_TASK DIRECTIONS_
Report every line below that holds the word "observations".

## begin MATERIAL TO PROCESS

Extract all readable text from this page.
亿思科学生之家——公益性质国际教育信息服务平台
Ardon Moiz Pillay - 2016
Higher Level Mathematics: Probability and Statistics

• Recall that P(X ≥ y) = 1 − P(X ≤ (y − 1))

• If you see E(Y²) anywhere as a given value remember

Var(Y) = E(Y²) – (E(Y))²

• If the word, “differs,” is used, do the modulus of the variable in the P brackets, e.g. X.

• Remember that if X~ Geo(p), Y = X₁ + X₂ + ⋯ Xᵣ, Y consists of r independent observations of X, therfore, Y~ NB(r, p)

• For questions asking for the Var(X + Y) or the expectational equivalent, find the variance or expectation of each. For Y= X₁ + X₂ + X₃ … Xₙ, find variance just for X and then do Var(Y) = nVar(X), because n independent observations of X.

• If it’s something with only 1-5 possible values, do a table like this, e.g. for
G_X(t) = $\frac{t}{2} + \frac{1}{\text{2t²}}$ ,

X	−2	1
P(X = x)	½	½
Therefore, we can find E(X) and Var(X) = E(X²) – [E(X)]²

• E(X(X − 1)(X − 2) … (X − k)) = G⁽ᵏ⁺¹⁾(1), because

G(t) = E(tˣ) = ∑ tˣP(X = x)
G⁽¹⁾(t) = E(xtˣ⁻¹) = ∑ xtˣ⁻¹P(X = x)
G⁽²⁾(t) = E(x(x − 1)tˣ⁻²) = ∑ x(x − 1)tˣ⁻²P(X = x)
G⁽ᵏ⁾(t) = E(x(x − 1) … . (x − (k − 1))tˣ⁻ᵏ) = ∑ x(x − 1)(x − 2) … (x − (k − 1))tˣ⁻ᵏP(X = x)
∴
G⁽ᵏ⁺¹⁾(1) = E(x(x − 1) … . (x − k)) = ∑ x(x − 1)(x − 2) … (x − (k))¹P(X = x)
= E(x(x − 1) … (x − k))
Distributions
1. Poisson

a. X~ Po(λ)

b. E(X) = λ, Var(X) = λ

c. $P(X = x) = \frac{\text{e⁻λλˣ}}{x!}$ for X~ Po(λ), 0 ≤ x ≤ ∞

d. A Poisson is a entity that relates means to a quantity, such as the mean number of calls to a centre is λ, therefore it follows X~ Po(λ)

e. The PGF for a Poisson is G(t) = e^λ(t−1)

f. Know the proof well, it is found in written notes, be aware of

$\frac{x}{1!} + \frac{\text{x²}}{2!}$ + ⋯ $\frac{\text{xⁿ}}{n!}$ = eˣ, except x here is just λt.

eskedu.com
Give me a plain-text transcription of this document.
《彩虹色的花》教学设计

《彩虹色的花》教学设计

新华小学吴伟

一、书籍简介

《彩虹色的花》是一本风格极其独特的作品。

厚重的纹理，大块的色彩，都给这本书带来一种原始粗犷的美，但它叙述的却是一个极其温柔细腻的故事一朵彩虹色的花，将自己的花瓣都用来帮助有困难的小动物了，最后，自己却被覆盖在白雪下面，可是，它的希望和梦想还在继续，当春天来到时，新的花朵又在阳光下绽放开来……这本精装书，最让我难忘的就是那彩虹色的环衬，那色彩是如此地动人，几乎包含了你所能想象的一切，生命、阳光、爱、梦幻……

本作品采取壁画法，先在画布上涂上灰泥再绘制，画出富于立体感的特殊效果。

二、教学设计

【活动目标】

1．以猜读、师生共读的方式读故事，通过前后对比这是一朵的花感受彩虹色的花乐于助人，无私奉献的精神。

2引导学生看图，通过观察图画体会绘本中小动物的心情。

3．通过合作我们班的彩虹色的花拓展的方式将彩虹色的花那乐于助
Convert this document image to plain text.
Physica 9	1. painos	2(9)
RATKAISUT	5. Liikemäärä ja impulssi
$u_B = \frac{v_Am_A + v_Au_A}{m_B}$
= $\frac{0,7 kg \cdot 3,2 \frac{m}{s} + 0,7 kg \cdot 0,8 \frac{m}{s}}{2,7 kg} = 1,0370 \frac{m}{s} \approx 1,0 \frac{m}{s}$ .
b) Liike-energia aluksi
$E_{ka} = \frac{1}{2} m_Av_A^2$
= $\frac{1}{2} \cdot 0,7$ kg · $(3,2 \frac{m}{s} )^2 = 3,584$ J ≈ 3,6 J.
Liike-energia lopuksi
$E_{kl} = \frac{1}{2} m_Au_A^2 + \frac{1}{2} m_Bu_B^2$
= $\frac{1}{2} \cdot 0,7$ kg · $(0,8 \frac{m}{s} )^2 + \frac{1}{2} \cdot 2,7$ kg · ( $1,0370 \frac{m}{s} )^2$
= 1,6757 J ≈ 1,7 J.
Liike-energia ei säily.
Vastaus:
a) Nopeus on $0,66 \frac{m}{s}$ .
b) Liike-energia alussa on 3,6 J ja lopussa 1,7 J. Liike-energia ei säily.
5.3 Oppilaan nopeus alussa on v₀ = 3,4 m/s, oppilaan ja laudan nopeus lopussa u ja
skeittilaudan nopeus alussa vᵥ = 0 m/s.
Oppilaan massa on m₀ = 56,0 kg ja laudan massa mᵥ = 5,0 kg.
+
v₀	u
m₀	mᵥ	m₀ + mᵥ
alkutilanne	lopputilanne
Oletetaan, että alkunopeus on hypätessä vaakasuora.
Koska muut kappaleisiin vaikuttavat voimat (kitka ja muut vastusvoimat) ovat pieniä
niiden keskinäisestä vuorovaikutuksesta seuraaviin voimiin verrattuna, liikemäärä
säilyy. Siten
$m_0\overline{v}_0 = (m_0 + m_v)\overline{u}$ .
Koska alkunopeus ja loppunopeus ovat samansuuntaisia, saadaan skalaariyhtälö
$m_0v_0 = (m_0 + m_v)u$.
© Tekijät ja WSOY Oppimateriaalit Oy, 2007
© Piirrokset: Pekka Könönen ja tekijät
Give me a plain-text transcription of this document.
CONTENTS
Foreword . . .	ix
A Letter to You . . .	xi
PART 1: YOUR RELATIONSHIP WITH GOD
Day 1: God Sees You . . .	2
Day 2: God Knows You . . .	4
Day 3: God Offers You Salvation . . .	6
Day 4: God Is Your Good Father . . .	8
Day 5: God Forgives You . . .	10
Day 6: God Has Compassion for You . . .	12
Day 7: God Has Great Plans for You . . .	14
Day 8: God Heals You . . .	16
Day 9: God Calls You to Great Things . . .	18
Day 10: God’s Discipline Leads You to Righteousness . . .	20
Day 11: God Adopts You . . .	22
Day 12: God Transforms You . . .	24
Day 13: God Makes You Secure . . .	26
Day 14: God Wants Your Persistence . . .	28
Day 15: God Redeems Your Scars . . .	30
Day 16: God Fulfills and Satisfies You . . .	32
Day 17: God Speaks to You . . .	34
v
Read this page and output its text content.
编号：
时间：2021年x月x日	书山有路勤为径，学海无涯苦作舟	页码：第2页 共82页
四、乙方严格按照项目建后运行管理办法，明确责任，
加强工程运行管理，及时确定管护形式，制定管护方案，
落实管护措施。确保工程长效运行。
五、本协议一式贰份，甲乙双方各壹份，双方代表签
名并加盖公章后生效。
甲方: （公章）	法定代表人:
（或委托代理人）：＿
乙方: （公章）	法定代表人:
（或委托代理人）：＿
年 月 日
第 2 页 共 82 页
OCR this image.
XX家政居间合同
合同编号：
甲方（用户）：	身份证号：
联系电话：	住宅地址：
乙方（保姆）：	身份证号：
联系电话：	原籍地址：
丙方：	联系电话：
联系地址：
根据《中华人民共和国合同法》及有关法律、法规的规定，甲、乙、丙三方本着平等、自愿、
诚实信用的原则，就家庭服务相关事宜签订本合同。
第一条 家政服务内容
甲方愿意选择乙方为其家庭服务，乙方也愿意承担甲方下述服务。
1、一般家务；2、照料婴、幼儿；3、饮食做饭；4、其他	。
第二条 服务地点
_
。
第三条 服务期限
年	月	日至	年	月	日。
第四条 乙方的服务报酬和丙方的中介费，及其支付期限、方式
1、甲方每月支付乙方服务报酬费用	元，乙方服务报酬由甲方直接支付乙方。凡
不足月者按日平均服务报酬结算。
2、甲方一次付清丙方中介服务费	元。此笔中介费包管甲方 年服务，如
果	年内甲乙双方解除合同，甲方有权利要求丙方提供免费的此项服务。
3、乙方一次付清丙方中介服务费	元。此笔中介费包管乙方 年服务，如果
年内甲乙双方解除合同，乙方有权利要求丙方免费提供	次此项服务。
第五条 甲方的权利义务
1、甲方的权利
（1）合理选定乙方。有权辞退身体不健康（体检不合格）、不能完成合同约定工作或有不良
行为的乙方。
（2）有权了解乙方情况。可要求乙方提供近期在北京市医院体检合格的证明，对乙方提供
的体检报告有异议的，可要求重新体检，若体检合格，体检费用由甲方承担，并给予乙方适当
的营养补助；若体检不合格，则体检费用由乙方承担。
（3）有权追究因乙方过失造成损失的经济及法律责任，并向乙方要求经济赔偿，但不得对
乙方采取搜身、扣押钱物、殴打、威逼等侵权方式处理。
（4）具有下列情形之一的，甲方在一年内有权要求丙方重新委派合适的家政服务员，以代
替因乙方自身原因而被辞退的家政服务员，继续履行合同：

## end MATERIAL TO PROCESS

_RESULT_
• Remember that if X~ Geo(p), Y = X₁ + X₂ + ⋯ Xᵣ, Y consists of r independent observations of X, therfore, Y~ NB(r, p)
• For questions asking for the Var(X + Y) or the expectational equivalent, find the variance or expectation of each. For Y= X₁ + X₂ + X₃ … Xₙ, find variance just for X and then do Var(Y) = nVar(X), because n independent observations of X.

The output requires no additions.